> _THE PROBLEM_
Transcribe the full listing below exactly.

> _DATA FOR THE TASK_
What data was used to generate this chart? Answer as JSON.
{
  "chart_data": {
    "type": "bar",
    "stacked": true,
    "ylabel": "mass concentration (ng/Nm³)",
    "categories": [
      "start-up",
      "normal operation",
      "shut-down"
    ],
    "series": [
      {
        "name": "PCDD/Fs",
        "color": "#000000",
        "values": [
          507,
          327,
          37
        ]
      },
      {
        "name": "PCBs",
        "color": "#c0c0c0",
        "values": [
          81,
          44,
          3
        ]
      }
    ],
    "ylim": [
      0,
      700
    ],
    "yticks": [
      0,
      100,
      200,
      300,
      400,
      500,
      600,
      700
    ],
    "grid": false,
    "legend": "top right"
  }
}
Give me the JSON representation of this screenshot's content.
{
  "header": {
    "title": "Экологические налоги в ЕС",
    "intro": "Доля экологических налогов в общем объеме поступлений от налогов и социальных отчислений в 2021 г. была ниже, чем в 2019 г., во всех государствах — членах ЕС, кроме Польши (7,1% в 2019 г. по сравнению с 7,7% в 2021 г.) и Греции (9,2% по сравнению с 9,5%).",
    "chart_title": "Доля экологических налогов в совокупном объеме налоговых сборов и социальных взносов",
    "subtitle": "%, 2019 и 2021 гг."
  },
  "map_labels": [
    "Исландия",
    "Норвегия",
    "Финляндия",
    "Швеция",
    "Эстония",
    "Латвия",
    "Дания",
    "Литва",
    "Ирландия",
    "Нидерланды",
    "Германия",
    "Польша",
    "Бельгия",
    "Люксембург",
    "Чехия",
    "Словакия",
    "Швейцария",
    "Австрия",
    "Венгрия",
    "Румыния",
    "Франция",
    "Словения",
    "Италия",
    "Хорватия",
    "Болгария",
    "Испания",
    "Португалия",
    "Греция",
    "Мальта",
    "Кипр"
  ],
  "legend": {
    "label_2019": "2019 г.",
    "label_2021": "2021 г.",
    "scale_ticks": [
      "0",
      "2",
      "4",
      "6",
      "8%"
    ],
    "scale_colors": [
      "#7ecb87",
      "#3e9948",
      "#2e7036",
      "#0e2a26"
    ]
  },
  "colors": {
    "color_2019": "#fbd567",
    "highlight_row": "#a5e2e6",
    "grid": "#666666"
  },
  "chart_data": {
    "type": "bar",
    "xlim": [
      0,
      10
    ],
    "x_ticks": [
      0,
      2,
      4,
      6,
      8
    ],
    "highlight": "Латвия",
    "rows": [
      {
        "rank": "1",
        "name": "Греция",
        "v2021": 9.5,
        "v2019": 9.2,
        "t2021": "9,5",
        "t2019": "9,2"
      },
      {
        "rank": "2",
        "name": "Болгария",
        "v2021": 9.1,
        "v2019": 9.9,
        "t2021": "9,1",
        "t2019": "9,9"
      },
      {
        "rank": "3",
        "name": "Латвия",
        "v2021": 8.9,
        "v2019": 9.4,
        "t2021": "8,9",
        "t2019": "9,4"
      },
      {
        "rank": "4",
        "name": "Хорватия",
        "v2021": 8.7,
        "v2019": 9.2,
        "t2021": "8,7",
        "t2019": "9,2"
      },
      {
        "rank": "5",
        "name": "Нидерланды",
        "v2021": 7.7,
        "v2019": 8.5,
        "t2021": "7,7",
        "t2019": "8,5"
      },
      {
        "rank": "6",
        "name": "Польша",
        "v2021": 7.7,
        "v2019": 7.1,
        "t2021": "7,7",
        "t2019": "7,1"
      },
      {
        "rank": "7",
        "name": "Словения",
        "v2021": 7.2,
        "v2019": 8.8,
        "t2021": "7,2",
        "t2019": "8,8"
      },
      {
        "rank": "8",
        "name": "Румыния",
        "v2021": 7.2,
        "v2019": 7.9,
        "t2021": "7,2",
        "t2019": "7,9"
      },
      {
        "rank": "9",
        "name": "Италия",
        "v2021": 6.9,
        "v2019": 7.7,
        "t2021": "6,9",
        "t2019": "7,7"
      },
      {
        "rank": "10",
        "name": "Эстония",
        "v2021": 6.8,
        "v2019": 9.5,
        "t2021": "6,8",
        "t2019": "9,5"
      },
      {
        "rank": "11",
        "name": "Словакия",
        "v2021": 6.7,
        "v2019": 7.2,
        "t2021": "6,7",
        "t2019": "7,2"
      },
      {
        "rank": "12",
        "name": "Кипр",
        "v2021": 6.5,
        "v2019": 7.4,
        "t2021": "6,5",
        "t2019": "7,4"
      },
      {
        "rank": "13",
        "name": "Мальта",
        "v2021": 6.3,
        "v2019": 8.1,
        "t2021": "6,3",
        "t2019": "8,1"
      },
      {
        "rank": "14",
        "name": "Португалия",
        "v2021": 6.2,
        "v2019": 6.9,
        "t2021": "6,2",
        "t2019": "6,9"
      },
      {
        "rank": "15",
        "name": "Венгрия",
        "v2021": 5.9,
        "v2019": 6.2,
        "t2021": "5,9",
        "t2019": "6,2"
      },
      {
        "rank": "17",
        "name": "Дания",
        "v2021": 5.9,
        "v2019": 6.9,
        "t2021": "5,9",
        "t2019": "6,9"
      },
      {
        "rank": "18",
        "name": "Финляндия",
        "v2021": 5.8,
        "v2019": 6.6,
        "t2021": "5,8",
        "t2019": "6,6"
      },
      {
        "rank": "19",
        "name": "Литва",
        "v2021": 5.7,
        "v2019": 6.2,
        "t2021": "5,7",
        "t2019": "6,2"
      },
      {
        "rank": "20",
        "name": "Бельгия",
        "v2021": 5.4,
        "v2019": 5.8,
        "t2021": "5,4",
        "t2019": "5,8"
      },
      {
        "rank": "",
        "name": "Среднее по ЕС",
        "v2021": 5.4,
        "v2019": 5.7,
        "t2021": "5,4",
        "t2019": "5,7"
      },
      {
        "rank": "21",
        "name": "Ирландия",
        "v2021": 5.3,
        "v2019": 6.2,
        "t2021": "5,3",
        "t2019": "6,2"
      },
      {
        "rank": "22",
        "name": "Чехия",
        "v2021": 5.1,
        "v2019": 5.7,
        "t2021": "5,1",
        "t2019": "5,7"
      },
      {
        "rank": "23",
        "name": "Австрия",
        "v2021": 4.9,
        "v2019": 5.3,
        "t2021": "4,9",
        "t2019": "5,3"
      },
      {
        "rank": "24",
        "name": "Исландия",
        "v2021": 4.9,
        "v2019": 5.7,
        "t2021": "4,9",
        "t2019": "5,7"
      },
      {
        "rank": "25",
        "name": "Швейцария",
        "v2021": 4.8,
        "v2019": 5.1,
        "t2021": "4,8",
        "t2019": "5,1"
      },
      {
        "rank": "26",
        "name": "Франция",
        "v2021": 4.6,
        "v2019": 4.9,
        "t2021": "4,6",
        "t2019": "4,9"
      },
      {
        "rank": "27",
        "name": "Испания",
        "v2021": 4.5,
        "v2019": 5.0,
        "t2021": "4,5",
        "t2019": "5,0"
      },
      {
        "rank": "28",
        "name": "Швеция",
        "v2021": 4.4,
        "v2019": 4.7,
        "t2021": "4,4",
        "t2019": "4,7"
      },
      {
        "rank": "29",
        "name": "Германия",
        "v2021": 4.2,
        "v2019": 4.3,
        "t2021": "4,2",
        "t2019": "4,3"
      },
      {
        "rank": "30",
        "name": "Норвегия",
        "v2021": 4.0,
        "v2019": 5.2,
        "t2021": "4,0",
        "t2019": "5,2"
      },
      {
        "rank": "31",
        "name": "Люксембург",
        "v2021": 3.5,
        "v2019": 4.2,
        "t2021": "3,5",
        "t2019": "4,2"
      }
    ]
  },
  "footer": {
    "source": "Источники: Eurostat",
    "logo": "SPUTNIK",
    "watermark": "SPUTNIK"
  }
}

> _EXERCISE OUTPUT_
What data was used to generate this chart? Answer as JSON.
{
  "chart_data": {
    "type": "bar",
    "stacked": true,
    "ylabel": "mass concentration (ng/Nm³)",
    "categories": [
      "start-up",
      "normal operation",
      "shut-down"
    ],
    "series": [
      {
        "name": "PCDD/Fs",
        "color": "#000000",
        "values": [
          507,
          327,
          37
        ]
      },
      {
        "name": "PCBs",
        "color": "#c0c0c0",
        "values": [
          81,
          44,
          3
        ]
      }
    ],
    "ylim": [
      0,
      700
    ],
    "yticks": [
      0,
      100,
      200,
      300,
      400,
      500,
      600,
      700
    ],
    "grid": false,
    "legend": "top right"
  }
}
Give me the JSON representation of this screenshot's content.
{
  "header": {
    "title": "Экологические налоги в ЕС",
    "intro": "Доля экологических налогов в общем объеме поступлений от налогов и социальных отчислений в 2021 г. была ниже, чем в 2019 г., во всех государствах — членах ЕС, кроме Польши (7,1% в 2019 г. по сравнению с 7,7% в 2021 г.) и Греции (9,2% по сравнению с 9,5%).",
    "chart_title": "Доля экологических налогов в совокупном объеме налоговых сборов и социальных взносов",
    "subtitle": "%, 2019 и 2021 гг."
  },
  "map_labels": [
    "Исландия",
    "Норвегия",
    "Финляндия",
    "Швеция",
    "Эстония",
    "Латвия",
    "Дания",
    "Литва",
    "Ирландия",
    "Нидерланды",
    "Германия",
    "Польша",
    "Бельгия",
    "Люксембург",
    "Чехия",
    "Словакия",
    "Швейцария",
    "Австрия",
    "Венгрия",
    "Румыния",
    "Франция",
    "Словения",
    "Италия",
    "Хорватия",
    "Болгария",
    "Испания",
    "Португалия",
    "Греция",
    "Мальта",
    "Кипр"
  ],
  "legend": {
    "label_2019": "2019 г.",
    "label_2021": "2021 г.",
    "scale_ticks": [
      "0",
      "2",
      "4",
      "6",
      "8%"
    ],
    "scale_colors": [
      "#7ecb87",
      "#3e9948",
      "#2e7036",
      "#0e2a26"
    ]
  },
  "colors": {
    "color_2019": "#fbd567",
    "highlight_row": "#a5e2e6",
    "grid": "#666666"
  },
  "chart_data": {
    "type": "bar",
    "xlim": [
      0,
      10
    ],
    "x_ticks": [
      0,
      2,
      4,
      6,
      8
    ],
    "highlight": "Латвия",
    "rows": [
      {
        "rank": "1",
        "name": "Греция",
        "v2021": 9.5,
        "v2019": 9.2,
        "t2021": "9,5",
        "t2019": "9,2"
      },
      {
        "rank": "2",
        "name": "Болгария",
        "v2021": 9.1,
        "v2019": 9.9,
        "t2021": "9,1",
        "t2019": "9,9"
      },
      {
        "rank": "3",
        "name": "Латвия",
        "v2021": 8.9,
        "v2019": 9.4,
        "t2021": "8,9",
        "t2019": "9,4"
      },
      {
        "rank": "4",
        "name": "Хорватия",
        "v2021": 8.7,
        "v2019": 9.2,
        "t2021": "8,7",
        "t2019": "9,2"
      },
      {
        "rank": "5",
        "name": "Нидерланды",
        "v2021": 7.7,
        "v2019": 8.5,
        "t2021": "7,7",
        "t2019": "8,5"
      },
      {
        "rank": "6",
        "name": "Польша",
        "v2021": 7.7,
        "v2019": 7.1,
        "t2021": "7,7",
        "t2019": "7,1"
      },
      {
        "rank": "7",
        "name": "Словения",
        "v2021": 7.2,
        "v2019": 8.8,
        "t2021": "7,2",
        "t2019": "8,8"
      },
      {
        "rank": "8",
        "name": "Румыния",
        "v2021": 7.2,
        "v2019": 7.9,
        "t2021": "7,2",
        "t2019": "7,9"
      },
      {
        "rank": "9",
        "name": "Италия",
        "v2021": 6.9,
        "v2019": 7.7,
        "t2021": "6,9",
        "t2019": "7,7"
      },
      {
        "rank": "10",
        "name": "Эстония",
        "v2021": 6.8,
        "v2019": 9.5,
        "t2021": "6,8",
        "t2019": "9,5"
      },
      {
        "rank": "11",
        "name": "Словакия",
        "v2021": 6.7,
        "v2019": 7.2,
        "t2021": "6,7",
        "t2019": "7,2"
      },
      {
        "rank": "12",
        "name": "Кипр",
        "v2021": 6.5,
        "v2019": 7.4,
        "t2021": "6,5",
        "t2019": "7,4"
      },
      {
        "rank": "13",
        "name": "Мальта",
        "v2021": 6.3,
        "v2019": 8.1,
        "t2021": "6,3",
        "t2019": "8,1"
      },
      {
        "rank": "14",
        "name": "Португалия",
        "v2021": 6.2,
        "v2019": 6.9,
        "t2021": "6,2",
        "t2019": "6,9"
      },
      {
        "rank": "15",
        "name": "Венгрия",
        "v2021": 5.9,
        "v2019": 6.2,
        "t2021": "5,9",
        "t2019": "6,2"
      },
      {
        "rank": "17",
        "name": "Дания",
        "v2021": 5.9,
        "v2019": 6.9,
        "t2021": "5,9",
        "t2019": "6,9"
      },
      {
        "rank": "18",
        "name": "Финляндия",
        "v2021": 5.8,
        "v2019": 6.6,
        "t2021": "5,8",
        "t2019": "6,6"
      },
      {
        "rank": "19",
        "name": "Литва",
        "v2021": 5.7,
        "v2019": 6.2,
        "t2021": "5,7",
        "t2019": "6,2"
      },
      {
        "rank": "20",
        "name": "Бельгия",
        "v2021": 5.4,
        "v2019": 5.8,
        "t2021": "5,4",
        "t2019": "5,8"
      },
      {
        "rank": "",
        "name": "Среднее по ЕС",
        "v2021": 5.4,
        "v2019": 5.7,
        "t2021": "5,4",
        "t2019": "5,7"
      },
      {
        "rank": "21",
        "name": "Ирландия",
        "v2021": 5.3,
        "v2019": 6.2,
        "t2021": "5,3",
        "t2019": "6,2"
      },
      {
        "rank": "22",
        "name": "Чехия",
        "v2021": 5.1,
        "v2019": 5.7,
        "t2021": "5,1",
        "t2019": "5,7"
      },
      {
        "rank": "23",
        "name": "Австрия",
        "v2021": 4.9,
        "v2019": 5.3,
        "t2021": "4,9",
        "t2019": "5,3"
      },
      {
        "rank": "24",
        "name": "Исландия",
        "v2021": 4.9,
        "v2019": 5.7,
        "t2021": "4,9",
        "t2019": "5,7"
      },
      {
        "rank": "25",
        "name": "Швейцария",
        "v2021": 4.8,
        "v2019": 5.1,
        "t2021": "4,8",
        "t2019": "5,1"
      },
      {
        "rank": "26",
        "name": "Франция",
        "v2021": 4.6,
        "v2019": 4.9,
        "t2021": "4,6",
        "t2019": "4,9"
      },
      {
        "rank": "27",
        "name": "Испания",
        "v2021": 4.5,
        "v2019": 5.0,
        "t2021": "4,5",
        "t2019": "5,0"
      },
      {
        "rank": "28",
        "name": "Швеция",
        "v2021": 4.4,
        "v2019": 4.7,
        "t2021": "4,4",
        "t2019": "4,7"
      },
      {
        "rank": "29",
        "name": "Германия",
        "v2021": 4.2,
        "v2019": 4.3,
        "t2021": "4,2",
        "t2019": "4,3"
      },
      {
        "rank": "30",
        "name": "Норвегия",
        "v2021": 4.0,
        "v2019": 5.2,
        "t2021": "4,0",
        "t2019": "5,2"
      },
      {
        "rank": "31",
        "name": "Люксембург",
        "v2021": 3.5,
        "v2019": 4.2,
        "t2021": "3,5",
        "t2019": "4,2"
      }
    ]
  },
  "footer": {
    "source": "Источники: Eurostat",
    "logo": "SPUTNIK",
    "watermark": "SPUTNIK"
  }
}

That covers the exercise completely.